» **Task description**: Copy out the entries below in full and exactly.

» **Information shown**:
----------
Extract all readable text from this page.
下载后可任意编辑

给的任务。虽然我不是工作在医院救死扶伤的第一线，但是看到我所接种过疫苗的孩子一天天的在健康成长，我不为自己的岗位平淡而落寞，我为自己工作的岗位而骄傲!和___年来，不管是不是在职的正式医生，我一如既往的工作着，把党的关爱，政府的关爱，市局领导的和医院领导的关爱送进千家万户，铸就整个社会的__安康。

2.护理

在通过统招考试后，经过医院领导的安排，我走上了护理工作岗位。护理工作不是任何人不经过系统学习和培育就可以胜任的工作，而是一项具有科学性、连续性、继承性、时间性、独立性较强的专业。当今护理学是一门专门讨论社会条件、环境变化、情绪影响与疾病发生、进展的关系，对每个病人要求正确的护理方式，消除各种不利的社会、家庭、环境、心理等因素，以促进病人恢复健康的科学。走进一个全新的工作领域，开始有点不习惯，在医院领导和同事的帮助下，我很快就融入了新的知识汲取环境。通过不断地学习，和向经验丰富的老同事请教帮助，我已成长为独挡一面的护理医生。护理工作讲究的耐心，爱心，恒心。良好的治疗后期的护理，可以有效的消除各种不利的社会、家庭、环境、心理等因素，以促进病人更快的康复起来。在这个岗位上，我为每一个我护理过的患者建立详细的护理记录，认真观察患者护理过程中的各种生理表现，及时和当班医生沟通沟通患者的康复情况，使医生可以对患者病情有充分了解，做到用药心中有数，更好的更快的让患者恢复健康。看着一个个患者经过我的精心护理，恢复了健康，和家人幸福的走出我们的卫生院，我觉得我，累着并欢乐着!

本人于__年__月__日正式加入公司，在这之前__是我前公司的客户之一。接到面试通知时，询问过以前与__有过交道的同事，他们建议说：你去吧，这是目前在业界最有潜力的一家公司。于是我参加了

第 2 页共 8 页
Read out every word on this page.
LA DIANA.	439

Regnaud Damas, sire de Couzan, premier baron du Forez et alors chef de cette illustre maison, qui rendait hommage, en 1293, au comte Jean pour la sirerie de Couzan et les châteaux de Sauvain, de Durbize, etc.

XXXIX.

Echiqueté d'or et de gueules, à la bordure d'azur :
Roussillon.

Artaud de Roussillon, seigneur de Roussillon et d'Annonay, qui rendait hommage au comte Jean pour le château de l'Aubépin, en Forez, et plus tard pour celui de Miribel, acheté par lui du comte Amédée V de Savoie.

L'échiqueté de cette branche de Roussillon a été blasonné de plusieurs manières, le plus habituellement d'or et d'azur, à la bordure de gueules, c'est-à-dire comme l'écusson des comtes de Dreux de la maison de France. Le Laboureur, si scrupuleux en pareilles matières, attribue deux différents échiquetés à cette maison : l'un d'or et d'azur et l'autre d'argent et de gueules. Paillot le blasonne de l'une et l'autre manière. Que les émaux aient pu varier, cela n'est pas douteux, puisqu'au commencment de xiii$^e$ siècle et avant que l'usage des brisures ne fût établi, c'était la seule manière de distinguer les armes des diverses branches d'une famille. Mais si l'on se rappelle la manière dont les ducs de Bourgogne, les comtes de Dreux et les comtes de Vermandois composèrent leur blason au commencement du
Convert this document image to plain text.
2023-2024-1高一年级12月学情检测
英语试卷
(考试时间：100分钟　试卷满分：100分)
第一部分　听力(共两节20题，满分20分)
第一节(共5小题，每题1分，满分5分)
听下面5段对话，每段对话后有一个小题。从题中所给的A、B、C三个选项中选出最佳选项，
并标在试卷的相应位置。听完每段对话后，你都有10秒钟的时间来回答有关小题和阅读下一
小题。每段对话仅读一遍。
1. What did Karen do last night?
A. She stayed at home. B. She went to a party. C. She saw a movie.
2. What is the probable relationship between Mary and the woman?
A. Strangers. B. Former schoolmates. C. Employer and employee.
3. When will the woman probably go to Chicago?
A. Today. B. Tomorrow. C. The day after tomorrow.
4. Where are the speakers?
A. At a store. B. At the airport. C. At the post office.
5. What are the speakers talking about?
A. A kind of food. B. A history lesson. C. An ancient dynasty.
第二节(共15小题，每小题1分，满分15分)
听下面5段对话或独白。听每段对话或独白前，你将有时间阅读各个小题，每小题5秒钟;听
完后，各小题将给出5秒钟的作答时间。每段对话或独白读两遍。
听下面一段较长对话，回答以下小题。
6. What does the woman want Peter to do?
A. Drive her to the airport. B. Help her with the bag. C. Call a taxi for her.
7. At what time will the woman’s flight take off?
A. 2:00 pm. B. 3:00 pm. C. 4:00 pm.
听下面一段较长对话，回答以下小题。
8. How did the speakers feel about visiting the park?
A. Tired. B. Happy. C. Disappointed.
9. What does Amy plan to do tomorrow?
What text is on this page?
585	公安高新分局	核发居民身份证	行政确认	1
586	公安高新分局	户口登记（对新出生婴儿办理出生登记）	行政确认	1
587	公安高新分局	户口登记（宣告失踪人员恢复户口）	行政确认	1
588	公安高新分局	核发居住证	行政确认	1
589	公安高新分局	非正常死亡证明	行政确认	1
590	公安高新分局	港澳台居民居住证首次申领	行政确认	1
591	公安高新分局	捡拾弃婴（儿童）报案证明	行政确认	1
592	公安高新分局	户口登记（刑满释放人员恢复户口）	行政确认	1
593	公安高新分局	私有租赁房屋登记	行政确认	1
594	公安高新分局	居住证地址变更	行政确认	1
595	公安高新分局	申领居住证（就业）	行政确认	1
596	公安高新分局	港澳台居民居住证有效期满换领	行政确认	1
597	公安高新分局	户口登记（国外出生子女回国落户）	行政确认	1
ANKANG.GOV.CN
----------
» **Solution**:
Extract all readable text from this page.
下载后可任意编辑

给的任务。虽然我不是工作在医院救死扶伤的第一线，但是看到我所接种过疫苗的孩子一天天的在健康成长，我不为自己的岗位平淡而落寞，我为自己工作的岗位而骄傲!和___年来，不管是不是在职的正式医生，我一如既往的工作着，把党的关爱，政府的关爱，市局领导的和医院领导的关爱送进千家万户，铸就整个社会的__安康。

2.护理

在通过统招考试后，经过医院领导的安排，我走上了护理工作岗位。护理工作不是任何人不经过系统学习和培育就可以胜任的工作，而是一项具有科学性、连续性、继承性、时间性、独立性较强的专业。当今护理学是一门专门讨论社会条件、环境变化、情绪影响与疾病发生、进展的关系，对每个病人要求正确的护理方式，消除各种不利的社会、家庭、环境、心理等因素，以促进病人恢复健康的科学。走进一个全新的工作领域，开始有点不习惯，在医院领导和同事的帮助下，我很快就融入了新的知识汲取环境。通过不断地学习，和向经验丰富的老同事请教帮助，我已成长为独挡一面的护理医生。护理工作讲究的耐心，爱心，恒心。良好的治疗后期的护理，可以有效的消除各种不利的社会、家庭、环境、心理等因素，以促进病人更快的康复起来。在这个岗位上，我为每一个我护理过的患者建立详细的护理记录，认真观察患者护理过程中的各种生理表现，及时和当班医生沟通沟通患者的康复情况，使医生可以对患者病情有充分了解，做到用药心中有数，更好的更快的让患者恢复健康。看着一个个患者经过我的精心护理，恢复了健康，和家人幸福的走出我们的卫生院，我觉得我，累着并欢乐着!

本人于__年__月__日正式加入公司，在这之前__是我前公司的客户之一。接到面试通知时，询问过以前与__有过交道的同事，他们建议说：你去吧，这是目前在业界最有潜力的一家公司。于是我参加了

第 2 页共 8 页
Read out every word on this page.
LA DIANA.	439

Regnaud Damas, sire de Couzan, premier baron du Forez et alors chef de cette illustre maison, qui rendait hommage, en 1293, au comte Jean pour la sirerie de Couzan et les châteaux de Sauvain, de Durbize, etc.

XXXIX.

Echiqueté d'or et de gueules, à la bordure d'azur :
Roussillon.

Artaud de Roussillon, seigneur de Roussillon et d'Annonay, qui rendait hommage au comte Jean pour le château de l'Aubépin, en Forez, et plus tard pour celui de Miribel, acheté par lui du comte Amédée V de Savoie.

L'échiqueté de cette branche de Roussillon a été blasonné de plusieurs manières, le plus habituellement d'or et d'azur, à la bordure de gueules, c'est-à-dire comme l'écusson des comtes de Dreux de la maison de France. Le Laboureur, si scrupuleux en pareilles matières, attribue deux différents échiquetés à cette maison : l'un d'or et d'azur et l'autre d'argent et de gueules. Paillot le blasonne de l'une et l'autre manière. Que les émaux aient pu varier, cela n'est pas douteux, puisqu'au commencment de xiii$^e$ siècle et avant que l'usage des brisures ne fût établi, c'était la seule manière de distinguer les armes des diverses branches d'une famille. Mais si l'on se rappelle la manière dont les ducs de Bourgogne, les comtes de Dreux et les comtes de Vermandois composèrent leur blason au commencement du
Convert this document image to plain text.
2023-2024-1高一年级12月学情检测
英语试卷
(考试时间：100分钟　试卷满分：100分)
第一部分　听力(共两节20题，满分20分)
第一节(共5小题，每题1分，满分5分)
听下面5段对话，每段对话后有一个小题。从题中所给的A、B、C三个选项中选出最佳选项，
并标在试卷的相应位置。听完每段对话后，你都有10秒钟的时间来回答有关小题和阅读下一
小题。每段对话仅读一遍。
1. What did Karen do last night?
A. She stayed at home. B. She went to a party. C. She saw a movie.
2. What is the probable relationship between Mary and the woman?
A. Strangers. B. Former schoolmates. C. Employer and employee.
3. When will the woman probably go to Chicago?
A. Today. B. Tomorrow. C. The day after tomorrow.
4. Where are the speakers?
A. At a store. B. At the airport. C. At the post office.
5. What are the speakers talking about?
A. A kind of food. B. A history lesson. C. An ancient dynasty.
第二节(共15小题，每小题1分，满分15分)
听下面5段对话或独白。听每段对话或独白前，你将有时间阅读各个小题，每小题5秒钟;听
完后，各小题将给出5秒钟的作答时间。每段对话或独白读两遍。
听下面一段较长对话，回答以下小题。
6. What does the woman want Peter to do?
A. Drive her to the airport. B. Help her with the bag. C. Call a taxi for her.
7. At what time will the woman’s flight take off?
A. 2:00 pm. B. 3:00 pm. C. 4:00 pm.
听下面一段较长对话，回答以下小题。
8. How did the speakers feel about visiting the park?
A. Tired. B. Happy. C. Disappointed.
9. What does Amy plan to do tomorrow?
What text is on this page?
585	公安高新分局	核发居民身份证	行政确认	1
586	公安高新分局	户口登记（对新出生婴儿办理出生登记）	行政确认	1
587	公安高新分局	户口登记（宣告失踪人员恢复户口）	行政确认	1
588	公安高新分局	核发居住证	行政确认	1
589	公安高新分局	非正常死亡证明	行政确认	1
590	公安高新分局	港澳台居民居住证首次申领	行政确认	1
591	公安高新分局	捡拾弃婴（儿童）报案证明	行政确认	1
592	公安高新分局	户口登记（刑满释放人员恢复户口）	行政确认	1
593	公安高新分局	私有租赁房屋登记	行政确认	1
594	公安高新分局	居住证地址变更	行政确认	1
595	公安高新分局	申领居住证（就业）	行政确认	1
596	公安高新分局	港澳台居民居住证有效期满换领	行政确认	1
597	公安高新分局	户口登记（国外出生子女回国落户）	行政确认	1
ANKANG.GOV.CN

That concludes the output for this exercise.